Dataset entries:
####################
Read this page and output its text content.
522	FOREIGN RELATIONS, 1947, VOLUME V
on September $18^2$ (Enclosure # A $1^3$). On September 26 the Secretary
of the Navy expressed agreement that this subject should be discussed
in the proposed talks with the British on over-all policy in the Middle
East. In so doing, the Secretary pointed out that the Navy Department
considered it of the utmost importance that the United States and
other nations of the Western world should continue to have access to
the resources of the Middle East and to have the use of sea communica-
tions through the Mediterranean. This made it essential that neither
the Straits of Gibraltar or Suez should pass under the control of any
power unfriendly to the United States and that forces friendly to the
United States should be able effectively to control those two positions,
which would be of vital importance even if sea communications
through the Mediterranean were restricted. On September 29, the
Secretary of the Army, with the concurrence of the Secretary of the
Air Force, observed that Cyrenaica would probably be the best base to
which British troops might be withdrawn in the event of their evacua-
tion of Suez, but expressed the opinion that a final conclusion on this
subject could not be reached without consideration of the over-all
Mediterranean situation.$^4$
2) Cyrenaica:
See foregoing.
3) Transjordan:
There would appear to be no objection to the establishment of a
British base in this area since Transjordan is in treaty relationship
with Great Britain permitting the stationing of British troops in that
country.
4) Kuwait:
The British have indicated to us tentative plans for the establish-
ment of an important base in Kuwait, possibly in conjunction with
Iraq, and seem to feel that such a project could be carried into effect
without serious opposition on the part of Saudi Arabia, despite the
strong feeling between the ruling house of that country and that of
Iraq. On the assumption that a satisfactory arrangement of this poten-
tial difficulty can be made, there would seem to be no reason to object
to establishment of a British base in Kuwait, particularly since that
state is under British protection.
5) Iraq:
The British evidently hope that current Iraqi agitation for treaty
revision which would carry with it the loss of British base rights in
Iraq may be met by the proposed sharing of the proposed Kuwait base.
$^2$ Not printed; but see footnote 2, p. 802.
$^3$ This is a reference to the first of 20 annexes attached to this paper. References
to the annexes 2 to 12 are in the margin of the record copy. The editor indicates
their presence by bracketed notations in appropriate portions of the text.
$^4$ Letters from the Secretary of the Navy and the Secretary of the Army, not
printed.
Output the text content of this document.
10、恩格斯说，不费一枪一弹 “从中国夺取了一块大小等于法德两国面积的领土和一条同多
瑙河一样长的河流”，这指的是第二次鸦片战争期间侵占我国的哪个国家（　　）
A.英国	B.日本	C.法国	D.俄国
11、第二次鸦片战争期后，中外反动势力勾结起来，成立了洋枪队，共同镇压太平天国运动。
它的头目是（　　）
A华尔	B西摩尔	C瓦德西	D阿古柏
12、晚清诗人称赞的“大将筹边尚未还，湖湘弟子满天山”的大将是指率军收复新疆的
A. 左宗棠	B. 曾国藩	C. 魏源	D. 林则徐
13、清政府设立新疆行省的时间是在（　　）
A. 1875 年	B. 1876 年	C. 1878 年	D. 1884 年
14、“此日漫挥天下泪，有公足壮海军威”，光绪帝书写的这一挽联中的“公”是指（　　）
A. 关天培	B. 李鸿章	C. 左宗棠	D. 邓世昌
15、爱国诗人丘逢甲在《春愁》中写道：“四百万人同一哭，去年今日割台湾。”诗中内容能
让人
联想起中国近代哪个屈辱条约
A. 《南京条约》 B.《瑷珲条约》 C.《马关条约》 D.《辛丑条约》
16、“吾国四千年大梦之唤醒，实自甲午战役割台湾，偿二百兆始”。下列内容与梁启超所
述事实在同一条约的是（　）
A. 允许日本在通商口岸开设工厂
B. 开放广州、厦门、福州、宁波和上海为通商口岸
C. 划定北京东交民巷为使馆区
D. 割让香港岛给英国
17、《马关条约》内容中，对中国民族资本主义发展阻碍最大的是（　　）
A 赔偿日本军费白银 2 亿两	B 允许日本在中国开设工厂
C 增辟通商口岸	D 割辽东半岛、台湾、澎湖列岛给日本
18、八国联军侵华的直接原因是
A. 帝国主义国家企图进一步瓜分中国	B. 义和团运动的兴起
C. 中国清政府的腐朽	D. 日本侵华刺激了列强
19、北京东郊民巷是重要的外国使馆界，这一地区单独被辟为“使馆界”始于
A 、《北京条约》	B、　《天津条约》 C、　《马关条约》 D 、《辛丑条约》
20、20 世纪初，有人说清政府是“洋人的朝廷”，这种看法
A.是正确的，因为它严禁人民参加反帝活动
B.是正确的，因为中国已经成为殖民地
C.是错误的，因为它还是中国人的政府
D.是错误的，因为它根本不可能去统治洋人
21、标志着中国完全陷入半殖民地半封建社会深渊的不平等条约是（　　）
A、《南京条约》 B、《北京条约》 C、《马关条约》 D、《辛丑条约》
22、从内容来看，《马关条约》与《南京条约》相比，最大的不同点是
####################
## EXERCISE TASK
Return the lines above exactly, keeping every word.

## EXERCISE RESPONSE
Read this page and output its text content.
522	FOREIGN RELATIONS, 1947, VOLUME V
on September $18^2$ (Enclosure # A $1^3$). On September 26 the Secretary
of the Navy expressed agreement that this subject should be discussed
in the proposed talks with the British on over-all policy in the Middle
East. In so doing, the Secretary pointed out that the Navy Department
considered it of the utmost importance that the United States and
other nations of the Western world should continue to have access to
the resources of the Middle East and to have the use of sea communica-
tions through the Mediterranean. This made it essential that neither
the Straits of Gibraltar or Suez should pass under the control of any
power unfriendly to the United States and that forces friendly to the
United States should be able effectively to control those two positions,
which would be of vital importance even if sea communications
through the Mediterranean were restricted. On September 29, the
Secretary of the Army, with the concurrence of the Secretary of the
Air Force, observed that Cyrenaica would probably be the best base to
which British troops might be withdrawn in the event of their evacua-
tion of Suez, but expressed the opinion that a final conclusion on this
subject could not be reached without consideration of the over-all
Mediterranean situation.$^4$
2) Cyrenaica:
See foregoing.
3) Transjordan:
There would appear to be no objection to the establishment of a
British base in this area since Transjordan is in treaty relationship
with Great Britain permitting the stationing of British troops in that
country.
4) Kuwait:
The British have indicated to us tentative plans for the establish-
ment of an important base in Kuwait, possibly in conjunction with
Iraq, and seem to feel that such a project could be carried into effect
without serious opposition on the part of Saudi Arabia, despite the
strong feeling between the ruling house of that country and that of
Iraq. On the assumption that a satisfactory arrangement of this poten-
tial difficulty can be made, there would seem to be no reason to object
to establishment of a British base in Kuwait, particularly since that
state is under British protection.
5) Iraq:
The British evidently hope that current Iraqi agitation for treaty
revision which would carry with it the loss of British base rights in
Iraq may be met by the proposed sharing of the proposed Kuwait base.
$^2$ Not printed; but see footnote 2, p. 802.
$^3$ This is a reference to the first of 20 annexes attached to this paper. References
to the annexes 2 to 12 are in the margin of the record copy. The editor indicates
their presence by bracketed notations in appropriate portions of the text.
$^4$ Letters from the Secretary of the Navy and the Secretary of the Army, not
printed.
Output the text content of this document.
10、恩格斯说，不费一枪一弹 “从中国夺取了一块大小等于法德两国面积的领土和一条同多
瑙河一样长的河流”，这指的是第二次鸦片战争期间侵占我国的哪个国家（　　）
A.英国	B.日本	C.法国	D.俄国
11、第二次鸦片战争期后，中外反动势力勾结起来，成立了洋枪队，共同镇压太平天国运动。
它的头目是（　　）
A华尔	B西摩尔	C瓦德西	D阿古柏
12、晚清诗人称赞的“大将筹边尚未还，湖湘弟子满天山”的大将是指率军收复新疆的
A. 左宗棠	B. 曾国藩	C. 魏源	D. 林则徐
13、清政府设立新疆行省的时间是在（　　）
A. 1875 年	B. 1876 年	C. 1878 年	D. 1884 年
14、“此日漫挥天下泪，有公足壮海军威”，光绪帝书写的这一挽联中的“公”是指（　　）
A. 关天培	B. 李鸿章	C. 左宗棠	D. 邓世昌
15、爱国诗人丘逢甲在《春愁》中写道：“四百万人同一哭，去年今日割台湾。”诗中内容能
让人
联想起中国近代哪个屈辱条约
A. 《南京条约》 B.《瑷珲条约》 C.《马关条约》 D.《辛丑条约》
16、“吾国四千年大梦之唤醒，实自甲午战役割台湾，偿二百兆始”。下列内容与梁启超所
述事实在同一条约的是（　）
A. 允许日本在通商口岸开设工厂
B. 开放广州、厦门、福州、宁波和上海为通商口岸
C. 划定北京东交民巷为使馆区
D. 割让香港岛给英国
17、《马关条约》内容中，对中国民族资本主义发展阻碍最大的是（　　）
A 赔偿日本军费白银 2 亿两	B 允许日本在中国开设工厂
C 增辟通商口岸	D 割辽东半岛、台湾、澎湖列岛给日本
18、八国联军侵华的直接原因是
A. 帝国主义国家企图进一步瓜分中国	B. 义和团运动的兴起
C. 中国清政府的腐朽	D. 日本侵华刺激了列强
19、北京东郊民巷是重要的外国使馆界，这一地区单独被辟为“使馆界”始于
A 、《北京条约》	B、　《天津条约》 C、　《马关条约》 D 、《辛丑条约》
20、20 世纪初，有人说清政府是“洋人的朝廷”，这种看法
A.是正确的，因为它严禁人民参加反帝活动
B.是正确的，因为中国已经成为殖民地
C.是错误的，因为它还是中国人的政府
D.是错误的，因为它根本不可能去统治洋人
21、标志着中国完全陷入半殖民地半封建社会深渊的不平等条约是（　　）
A、《南京条约》 B、《北京条约》 C、《马关条约》 D、《辛丑条约》
22、从内容来看，《马关条约》与《南京条约》相比，最大的不同点是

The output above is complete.